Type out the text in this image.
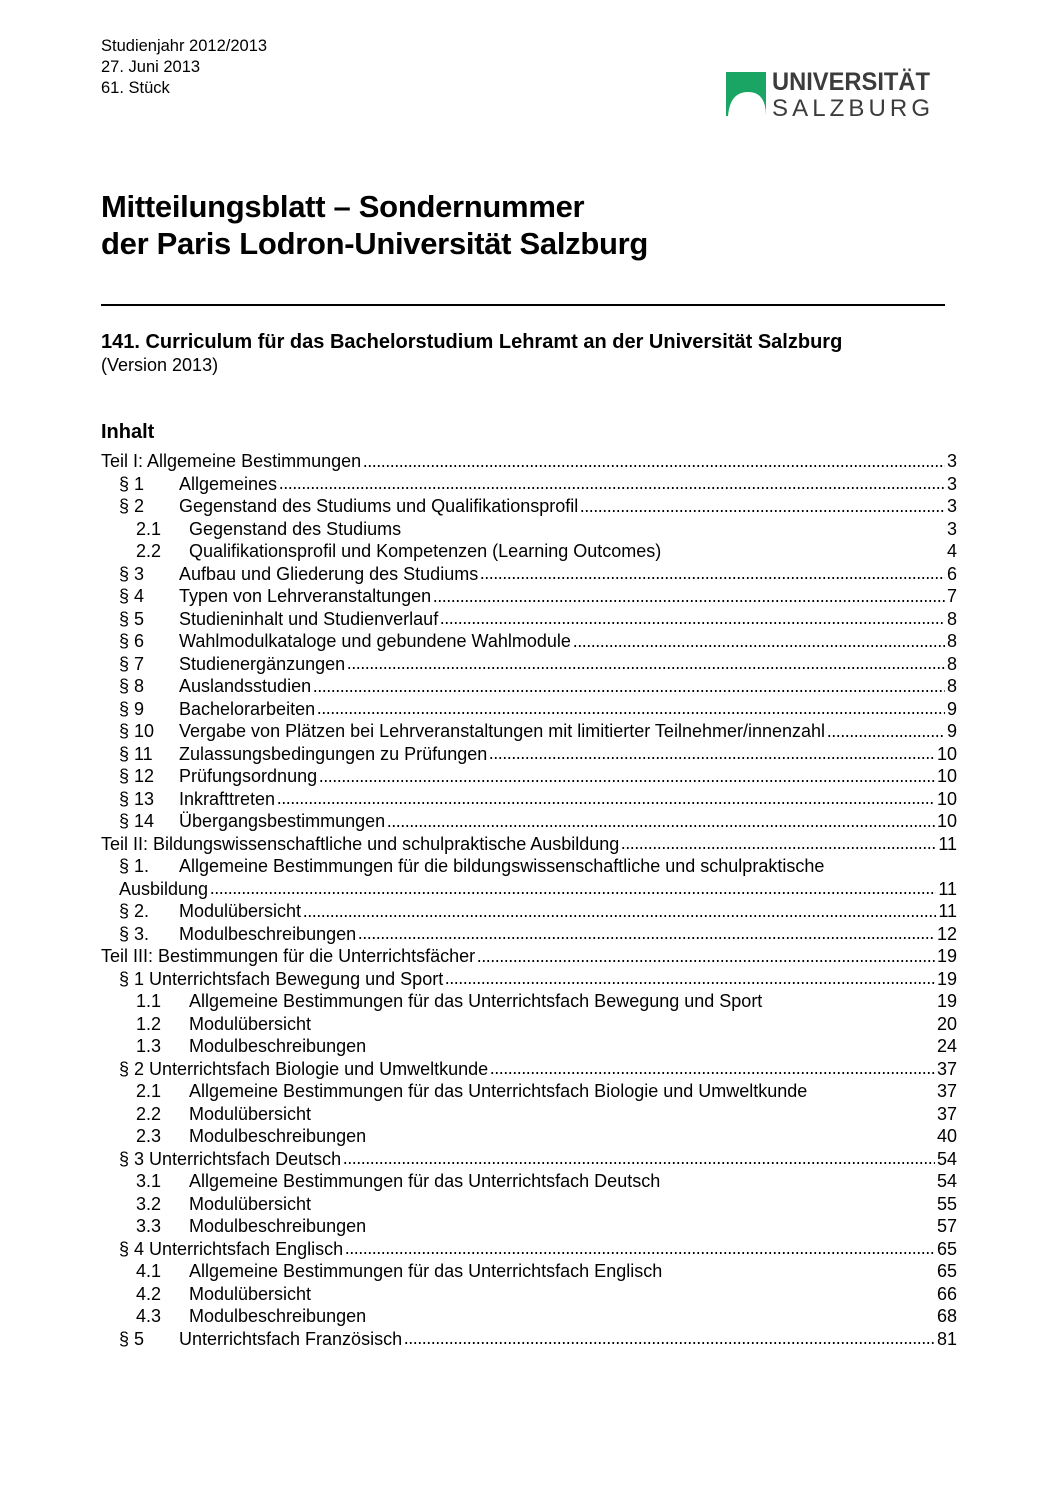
Studienjahr 2012/2013
27. Juni 2013
61. Stück	UNIVERSITÄT
SALZBURG
Mitteilungsblatt – Sondernummer
der Paris Lodron-Universität Salzburg
141. Curriculum für das Bachelorstudium Lehramt an der Universität Salzburg
(Version 2013)
Inhalt
Teil I: Allgemeine Bestimmungen	3
§ 1	Allgemeines	3
§ 2	Gegenstand des Studiums und Qualifikationsprofil	3
2.1	Gegenstand des Studiums	3
2.2	Qualifikationsprofil und Kompetenzen (Learning Outcomes)	4
§ 3	Aufbau und Gliederung des Studiums	6
§ 4	Typen von Lehrveranstaltungen	7
§ 5	Studieninhalt und Studienverlauf	8
§ 6	Wahlmodulkataloge und gebundene Wahlmodule	8
§ 7	Studienergänzungen	8
§ 8	Auslandsstudien	8
§ 9	Bachelorarbeiten	9
§ 10	Vergabe von Plätzen bei Lehrveranstaltungen mit limitierter Teilnehmer/innenzahl	9
§ 11	Zulassungsbedingungen zu Prüfungen	10
§ 12	Prüfungsordnung	10
§ 13	Inkrafttreten	10
§ 14	Übergangsbestimmungen	10
Teil II: Bildungswissenschaftliche und schulpraktische Ausbildung	11
§ 1.	Allgemeine Bestimmungen für die bildungswissenschaftliche und schulpraktische
Ausbildung	11
§ 2.	Modulübersicht	11
§ 3.	Modulbeschreibungen	12
Teil III: Bestimmungen für die Unterrichtsfächer	19
§ 1 Unterrichtsfach Bewegung und Sport	19
1.1	Allgemeine Bestimmungen für das Unterrichtsfach Bewegung und Sport	19
1.2	Modulübersicht	20
1.3	Modulbeschreibungen	24
§ 2 Unterrichtsfach Biologie und Umweltkunde	37
2.1	Allgemeine Bestimmungen für das Unterrichtsfach Biologie und Umweltkunde	37
2.2	Modulübersicht	37
2.3	Modulbeschreibungen	40
§ 3 Unterrichtsfach Deutsch	54
3.1	Allgemeine Bestimmungen für das Unterrichtsfach Deutsch	54
3.2	Modulübersicht	55
3.3	Modulbeschreibungen	57
§ 4 Unterrichtsfach Englisch	65
4.1	Allgemeine Bestimmungen für das Unterrichtsfach Englisch	65
4.2	Modulübersicht	66
4.3	Modulbeschreibungen	68
§ 5	Unterrichtsfach Französisch	81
____________
## Stated goal
All records above are to be printed exactly, minus the pictures they contain.

## Expected output
Type out the text in this image.
Studienjahr 2012/2013
27. Juni 2013
61. Stück	UNIVERSITÄT
SALZBURG
Mitteilungsblatt – Sondernummer
der Paris Lodron-Universität Salzburg
141. Curriculum für das Bachelorstudium Lehramt an der Universität Salzburg
(Version 2013)
Inhalt
Teil I: Allgemeine Bestimmungen	3
§ 1	Allgemeines	3
§ 2	Gegenstand des Studiums und Qualifikationsprofil	3
2.1	Gegenstand des Studiums	3
2.2	Qualifikationsprofil und Kompetenzen (Learning Outcomes)	4
§ 3	Aufbau und Gliederung des Studiums	6
§ 4	Typen von Lehrveranstaltungen	7
§ 5	Studieninhalt und Studienverlauf	8
§ 6	Wahlmodulkataloge und gebundene Wahlmodule	8
§ 7	Studienergänzungen	8
§ 8	Auslandsstudien	8
§ 9	Bachelorarbeiten	9
§ 10	Vergabe von Plätzen bei Lehrveranstaltungen mit limitierter Teilnehmer/innenzahl	9
§ 11	Zulassungsbedingungen zu Prüfungen	10
§ 12	Prüfungsordnung	10
§ 13	Inkrafttreten	10
§ 14	Übergangsbestimmungen	10
Teil II: Bildungswissenschaftliche und schulpraktische Ausbildung	11
§ 1.	Allgemeine Bestimmungen für die bildungswissenschaftliche und schulpraktische
Ausbildung	11
§ 2.	Modulübersicht	11
§ 3.	Modulbeschreibungen	12
Teil III: Bestimmungen für die Unterrichtsfächer	19
§ 1 Unterrichtsfach Bewegung und Sport	19
1.1	Allgemeine Bestimmungen für das Unterrichtsfach Bewegung und Sport	19
1.2	Modulübersicht	20
1.3	Modulbeschreibungen	24
§ 2 Unterrichtsfach Biologie und Umweltkunde	37
2.1	Allgemeine Bestimmungen für das Unterrichtsfach Biologie und Umweltkunde	37
2.2	Modulübersicht	37
2.3	Modulbeschreibungen	40
§ 3 Unterrichtsfach Deutsch	54
3.1	Allgemeine Bestimmungen für das Unterrichtsfach Deutsch	54
3.2	Modulübersicht	55
3.3	Modulbeschreibungen	57
§ 4 Unterrichtsfach Englisch	65
4.1	Allgemeine Bestimmungen für das Unterrichtsfach Englisch	65
4.2	Modulübersicht	66
4.3	Modulbeschreibungen	68
§ 5	Unterrichtsfach Französisch	81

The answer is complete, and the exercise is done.